** Begin **

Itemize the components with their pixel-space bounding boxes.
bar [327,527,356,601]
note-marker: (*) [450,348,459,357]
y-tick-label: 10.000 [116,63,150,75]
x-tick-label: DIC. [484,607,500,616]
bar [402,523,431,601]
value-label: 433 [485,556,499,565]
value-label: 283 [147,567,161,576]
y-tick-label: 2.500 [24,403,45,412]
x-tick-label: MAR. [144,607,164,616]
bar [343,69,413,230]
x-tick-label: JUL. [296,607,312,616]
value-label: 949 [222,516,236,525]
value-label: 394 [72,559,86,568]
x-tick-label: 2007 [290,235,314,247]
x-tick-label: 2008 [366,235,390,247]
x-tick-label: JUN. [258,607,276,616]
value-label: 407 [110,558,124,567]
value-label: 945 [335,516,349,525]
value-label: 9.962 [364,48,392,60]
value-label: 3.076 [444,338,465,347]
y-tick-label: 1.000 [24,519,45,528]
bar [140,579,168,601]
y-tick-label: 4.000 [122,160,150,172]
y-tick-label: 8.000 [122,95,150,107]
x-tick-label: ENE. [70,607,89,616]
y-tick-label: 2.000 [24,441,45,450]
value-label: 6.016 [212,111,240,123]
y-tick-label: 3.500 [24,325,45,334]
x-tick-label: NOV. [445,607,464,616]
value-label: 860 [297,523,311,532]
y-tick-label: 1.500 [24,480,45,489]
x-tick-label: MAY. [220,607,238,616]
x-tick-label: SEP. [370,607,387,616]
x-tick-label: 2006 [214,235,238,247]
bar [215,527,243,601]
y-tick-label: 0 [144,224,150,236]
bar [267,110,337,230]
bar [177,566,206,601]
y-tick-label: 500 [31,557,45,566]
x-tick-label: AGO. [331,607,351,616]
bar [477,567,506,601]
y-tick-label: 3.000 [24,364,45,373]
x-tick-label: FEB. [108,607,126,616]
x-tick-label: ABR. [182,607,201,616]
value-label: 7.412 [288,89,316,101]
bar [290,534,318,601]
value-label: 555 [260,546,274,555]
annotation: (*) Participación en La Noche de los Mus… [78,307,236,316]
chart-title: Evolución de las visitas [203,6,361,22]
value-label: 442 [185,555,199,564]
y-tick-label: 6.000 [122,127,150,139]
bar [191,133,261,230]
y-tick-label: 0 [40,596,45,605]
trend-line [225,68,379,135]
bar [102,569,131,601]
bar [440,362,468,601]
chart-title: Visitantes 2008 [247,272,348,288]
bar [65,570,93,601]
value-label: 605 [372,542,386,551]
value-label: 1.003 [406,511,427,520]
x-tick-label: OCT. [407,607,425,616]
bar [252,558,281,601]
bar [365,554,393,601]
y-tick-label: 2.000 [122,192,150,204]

** End **

Rewrite all of the data above as a Markdown table with the columns "Row" and "Entry", numbering each row and leaving out any blank lines.

| Row | Entry |
|---|---|
| 1 | Itemize the components with their pixel-space bounding boxes. |
| 2 | bar [327,527,356,601] |
| 3 | note-marker: (*) [450,348,459,357] |
| 4 | y-tick-label: 10.000 [116,63,150,75] |
| 5 | x-tick-label: DIC. [484,607,500,616] |
| 6 | bar [402,523,431,601] |
| 7 | value-label: 433 [485,556,499,565] |
| 8 | value-label: 283 [147,567,161,576] |
| 9 | y-tick-label: 2.500 [24,403,45,412] |
| 10 | x-tick-label: MAR. [144,607,164,616] |
| 11 | bar [343,69,413,230] |
| 12 | x-tick-label: JUL. [296,607,312,616] |
| 13 | value-label: 949 [222,516,236,525] |
| 14 | value-label: 394 [72,559,86,568] |
| 15 | x-tick-label: 2007 [290,235,314,247] |
| 16 | x-tick-label: 2008 [366,235,390,247] |
| 17 | x-tick-label: JUN. [258,607,276,616] |
| 18 | value-label: 407 [110,558,124,567] |
| 19 | value-label: 945 [335,516,349,525] |
| 20 | value-label: 9.962 [364,48,392,60] |
| 21 | value-label: 3.076 [444,338,465,347] |
| 22 | y-tick-label: 1.000 [24,519,45,528] |
| 23 | bar [140,579,168,601] |
| 24 | y-tick-label: 4.000 [122,160,150,172] |
| 25 | y-tick-label: 8.000 [122,95,150,107] |
| 26 | x-tick-label: ENE. [70,607,89,616] |
| 27 | y-tick-label: 2.000 [24,441,45,450] |
| 28 | value-label: 6.016 [212,111,240,123] |
| 29 | y-tick-label: 3.500 [24,325,45,334] |
| 30 | x-tick-label: NOV. [445,607,464,616] |
| 31 | value-label: 860 [297,523,311,532] |
| 32 | y-tick-label: 1.500 [24,480,45,489] |
| 33 | x-tick-label: MAY. [220,607,238,616] |
| 34 | x-tick-label: SEP. [370,607,387,616] |
| 35 | x-tick-label: 2006 [214,235,238,247] |
| 36 | bar [215,527,243,601] |
| 37 | y-tick-label: 0 [144,224,150,236] |
| 38 | bar [267,110,337,230] |
| 39 | bar [177,566,206,601] |
| 40 | y-tick-label: 500 [31,557,45,566] |
| 41 | x-tick-label: AGO. [331,607,351,616] |
| 42 | bar [477,567,506,601] |
| 43 | y-tick-label: 3.000 [24,364,45,373] |
| 44 | x-tick-label: FEB. [108,607,126,616] |
| 45 | x-tick-label: ABR. [182,607,201,616] |
| 46 | value-label: 7.412 [288,89,316,101] |
| 47 | bar [290,534,318,601] |
| 48 | value-label: 555 [260,546,274,555] |
| 49 | annotation: (*) Participación en La Noche de los Mus… [78,307,236,316] |
| 50 | chart-title: Evolución de las visitas [203,6,361,22] |
| 51 | value-label: 442 [185,555,199,564] |
| 52 | y-tick-label: 6.000 [122,127,150,139] |
| 53 | bar [191,133,261,230] |
| 54 | y-tick-label: 0 [40,596,45,605] |
| 55 | trend-line [225,68,379,135] |
| 56 | bar [102,569,131,601] |
| 57 | bar [440,362,468,601] |
| 58 | chart-title: Visitantes 2008 [247,272,348,288] |
| 59 | bar [65,570,93,601] |
| 60 | value-label: 605 [372,542,386,551] |
| 61 | value-label: 1.003 [406,511,427,520] |
| 62 | x-tick-label: OCT. [407,607,425,616] |
| 63 | bar [252,558,281,601] |
| 64 | bar [365,554,393,601] |
| 65 | y-tick-label: 2.000 [122,192,150,204] |